**Given request**
From the entries provided below, copy each line that contains the word "name".

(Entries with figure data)
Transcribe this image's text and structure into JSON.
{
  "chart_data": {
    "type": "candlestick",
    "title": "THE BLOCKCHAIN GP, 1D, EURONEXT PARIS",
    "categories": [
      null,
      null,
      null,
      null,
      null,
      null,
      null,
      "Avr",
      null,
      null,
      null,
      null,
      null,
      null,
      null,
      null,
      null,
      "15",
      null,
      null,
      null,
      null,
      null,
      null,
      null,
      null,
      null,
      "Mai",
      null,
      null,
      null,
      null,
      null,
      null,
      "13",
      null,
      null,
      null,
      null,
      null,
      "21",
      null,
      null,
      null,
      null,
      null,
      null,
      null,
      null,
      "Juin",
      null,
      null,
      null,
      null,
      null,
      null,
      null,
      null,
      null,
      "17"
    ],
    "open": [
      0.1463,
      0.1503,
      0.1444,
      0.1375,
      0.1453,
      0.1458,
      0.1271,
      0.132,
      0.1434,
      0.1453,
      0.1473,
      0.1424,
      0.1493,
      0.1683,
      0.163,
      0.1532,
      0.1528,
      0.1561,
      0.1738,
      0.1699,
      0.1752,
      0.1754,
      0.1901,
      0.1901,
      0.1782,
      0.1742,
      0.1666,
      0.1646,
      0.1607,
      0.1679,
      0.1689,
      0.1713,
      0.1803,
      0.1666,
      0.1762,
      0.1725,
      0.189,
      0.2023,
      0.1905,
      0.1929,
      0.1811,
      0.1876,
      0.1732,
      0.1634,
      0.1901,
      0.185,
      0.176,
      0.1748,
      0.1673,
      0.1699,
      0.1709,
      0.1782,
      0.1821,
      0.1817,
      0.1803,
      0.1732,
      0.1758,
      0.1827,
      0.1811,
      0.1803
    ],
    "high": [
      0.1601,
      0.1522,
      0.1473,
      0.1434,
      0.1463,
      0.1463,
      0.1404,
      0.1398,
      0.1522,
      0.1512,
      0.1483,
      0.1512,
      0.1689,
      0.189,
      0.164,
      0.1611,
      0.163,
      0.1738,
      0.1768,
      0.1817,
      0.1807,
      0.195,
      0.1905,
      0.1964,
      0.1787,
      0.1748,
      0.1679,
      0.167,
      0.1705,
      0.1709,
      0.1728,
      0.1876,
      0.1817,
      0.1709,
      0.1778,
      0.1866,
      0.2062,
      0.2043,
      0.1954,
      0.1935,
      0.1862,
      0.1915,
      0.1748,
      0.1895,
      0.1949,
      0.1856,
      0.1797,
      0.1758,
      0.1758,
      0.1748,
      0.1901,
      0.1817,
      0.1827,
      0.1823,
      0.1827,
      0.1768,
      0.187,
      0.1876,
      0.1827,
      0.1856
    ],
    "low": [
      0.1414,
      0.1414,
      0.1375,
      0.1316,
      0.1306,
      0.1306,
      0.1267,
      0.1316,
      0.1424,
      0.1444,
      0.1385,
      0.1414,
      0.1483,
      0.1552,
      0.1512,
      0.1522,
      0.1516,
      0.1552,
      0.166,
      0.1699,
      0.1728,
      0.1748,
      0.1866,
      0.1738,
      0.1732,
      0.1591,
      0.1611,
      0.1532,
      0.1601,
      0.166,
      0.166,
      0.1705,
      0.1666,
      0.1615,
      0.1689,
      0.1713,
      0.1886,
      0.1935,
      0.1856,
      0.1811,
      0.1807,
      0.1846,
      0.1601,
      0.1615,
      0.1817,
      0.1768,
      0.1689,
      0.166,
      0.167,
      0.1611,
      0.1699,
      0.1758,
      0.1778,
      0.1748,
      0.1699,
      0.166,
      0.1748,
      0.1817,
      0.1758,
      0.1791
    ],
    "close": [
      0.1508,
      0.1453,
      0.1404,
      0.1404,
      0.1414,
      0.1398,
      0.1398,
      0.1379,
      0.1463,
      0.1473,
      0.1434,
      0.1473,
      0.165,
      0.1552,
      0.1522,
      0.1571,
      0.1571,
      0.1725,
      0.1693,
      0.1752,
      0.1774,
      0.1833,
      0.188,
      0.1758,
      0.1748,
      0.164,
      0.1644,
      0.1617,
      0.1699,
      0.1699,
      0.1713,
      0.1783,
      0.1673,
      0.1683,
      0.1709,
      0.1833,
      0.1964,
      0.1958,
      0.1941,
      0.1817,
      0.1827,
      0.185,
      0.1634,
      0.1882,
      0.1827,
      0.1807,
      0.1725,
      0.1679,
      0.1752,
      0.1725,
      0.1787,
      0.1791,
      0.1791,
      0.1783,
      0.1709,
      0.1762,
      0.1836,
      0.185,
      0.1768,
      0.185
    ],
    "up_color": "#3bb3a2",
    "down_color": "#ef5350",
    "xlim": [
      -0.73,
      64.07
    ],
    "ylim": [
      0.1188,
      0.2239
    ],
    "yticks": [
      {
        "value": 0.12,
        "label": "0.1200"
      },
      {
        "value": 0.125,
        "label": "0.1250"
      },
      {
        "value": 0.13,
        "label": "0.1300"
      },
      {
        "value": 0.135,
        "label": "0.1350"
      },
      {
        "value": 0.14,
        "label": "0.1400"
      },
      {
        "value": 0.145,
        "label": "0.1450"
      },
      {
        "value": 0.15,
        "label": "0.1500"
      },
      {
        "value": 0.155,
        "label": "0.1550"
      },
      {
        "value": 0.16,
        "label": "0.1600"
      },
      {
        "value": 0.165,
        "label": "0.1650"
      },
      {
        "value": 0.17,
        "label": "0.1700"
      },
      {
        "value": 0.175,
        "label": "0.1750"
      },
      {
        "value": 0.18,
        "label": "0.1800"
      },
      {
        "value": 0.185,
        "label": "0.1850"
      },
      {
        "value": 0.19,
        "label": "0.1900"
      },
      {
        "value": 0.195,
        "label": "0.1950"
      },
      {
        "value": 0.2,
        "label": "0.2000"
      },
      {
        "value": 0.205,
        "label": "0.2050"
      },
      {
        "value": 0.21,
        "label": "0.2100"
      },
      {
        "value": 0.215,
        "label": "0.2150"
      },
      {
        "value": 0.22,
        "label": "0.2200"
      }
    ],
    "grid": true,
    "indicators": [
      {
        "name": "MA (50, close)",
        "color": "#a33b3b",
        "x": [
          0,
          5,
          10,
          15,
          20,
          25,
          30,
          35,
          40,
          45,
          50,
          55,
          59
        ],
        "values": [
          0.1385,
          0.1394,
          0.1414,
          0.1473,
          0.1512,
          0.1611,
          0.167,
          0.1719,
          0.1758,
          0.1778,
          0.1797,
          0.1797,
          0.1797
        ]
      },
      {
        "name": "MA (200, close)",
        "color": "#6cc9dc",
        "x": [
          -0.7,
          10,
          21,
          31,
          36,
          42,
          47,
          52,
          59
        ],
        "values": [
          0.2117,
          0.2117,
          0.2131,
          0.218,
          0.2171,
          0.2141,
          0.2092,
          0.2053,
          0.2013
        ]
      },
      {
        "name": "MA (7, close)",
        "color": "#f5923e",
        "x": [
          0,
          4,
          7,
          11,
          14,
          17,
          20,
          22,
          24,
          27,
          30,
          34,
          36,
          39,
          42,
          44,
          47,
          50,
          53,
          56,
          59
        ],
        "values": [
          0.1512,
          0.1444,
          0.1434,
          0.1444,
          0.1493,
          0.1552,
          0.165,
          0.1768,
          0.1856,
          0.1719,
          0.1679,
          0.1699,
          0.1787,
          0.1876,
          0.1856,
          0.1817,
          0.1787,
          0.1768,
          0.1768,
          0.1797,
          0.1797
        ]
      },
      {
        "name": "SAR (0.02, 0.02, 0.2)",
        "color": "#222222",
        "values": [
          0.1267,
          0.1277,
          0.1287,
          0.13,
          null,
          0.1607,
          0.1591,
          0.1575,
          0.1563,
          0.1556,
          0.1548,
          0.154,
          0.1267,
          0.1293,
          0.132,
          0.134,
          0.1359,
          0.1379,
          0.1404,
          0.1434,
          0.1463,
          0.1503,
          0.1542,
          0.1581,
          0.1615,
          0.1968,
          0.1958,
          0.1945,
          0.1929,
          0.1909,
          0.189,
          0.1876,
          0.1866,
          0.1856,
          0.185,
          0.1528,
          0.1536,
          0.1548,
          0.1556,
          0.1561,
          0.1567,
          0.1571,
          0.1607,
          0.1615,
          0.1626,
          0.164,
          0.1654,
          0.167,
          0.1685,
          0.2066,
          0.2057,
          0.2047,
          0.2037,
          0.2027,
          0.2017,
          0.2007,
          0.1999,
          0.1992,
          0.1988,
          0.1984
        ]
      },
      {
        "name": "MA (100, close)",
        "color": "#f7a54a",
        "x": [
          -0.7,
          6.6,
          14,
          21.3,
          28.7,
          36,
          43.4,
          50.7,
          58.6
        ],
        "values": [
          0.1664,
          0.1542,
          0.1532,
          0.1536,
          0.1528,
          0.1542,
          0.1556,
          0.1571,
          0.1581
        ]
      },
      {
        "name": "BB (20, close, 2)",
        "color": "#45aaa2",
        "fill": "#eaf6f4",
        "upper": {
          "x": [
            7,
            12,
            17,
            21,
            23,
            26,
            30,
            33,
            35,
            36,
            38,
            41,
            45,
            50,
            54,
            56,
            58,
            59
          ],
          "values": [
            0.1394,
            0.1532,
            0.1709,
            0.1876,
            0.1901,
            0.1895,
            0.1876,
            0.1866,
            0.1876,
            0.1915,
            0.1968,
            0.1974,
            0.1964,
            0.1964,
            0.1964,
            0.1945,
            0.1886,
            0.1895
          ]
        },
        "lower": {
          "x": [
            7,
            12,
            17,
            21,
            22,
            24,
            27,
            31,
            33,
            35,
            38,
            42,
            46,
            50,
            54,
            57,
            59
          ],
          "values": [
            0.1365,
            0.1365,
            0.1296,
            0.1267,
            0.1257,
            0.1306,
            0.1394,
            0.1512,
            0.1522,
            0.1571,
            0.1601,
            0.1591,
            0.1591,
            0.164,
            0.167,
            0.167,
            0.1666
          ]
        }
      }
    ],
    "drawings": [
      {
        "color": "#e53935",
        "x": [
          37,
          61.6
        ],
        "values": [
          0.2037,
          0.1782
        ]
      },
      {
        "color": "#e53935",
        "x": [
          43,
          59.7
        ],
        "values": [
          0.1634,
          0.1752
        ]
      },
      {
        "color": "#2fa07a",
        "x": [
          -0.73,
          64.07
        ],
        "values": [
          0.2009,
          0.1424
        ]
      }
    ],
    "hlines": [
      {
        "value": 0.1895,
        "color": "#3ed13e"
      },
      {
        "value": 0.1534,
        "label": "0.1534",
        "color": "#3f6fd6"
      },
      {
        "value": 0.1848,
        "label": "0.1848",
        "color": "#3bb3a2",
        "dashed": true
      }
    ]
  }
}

**Response to the exercise**
        "name": "MA (50, close)",
        "name": "MA (200, close)",
        "name": "MA (7, close)",
        "name": "SAR (0.02, 0.02, 0.2)",
        "name": "MA (100, close)",
        "name": "BB (20, close, 2)",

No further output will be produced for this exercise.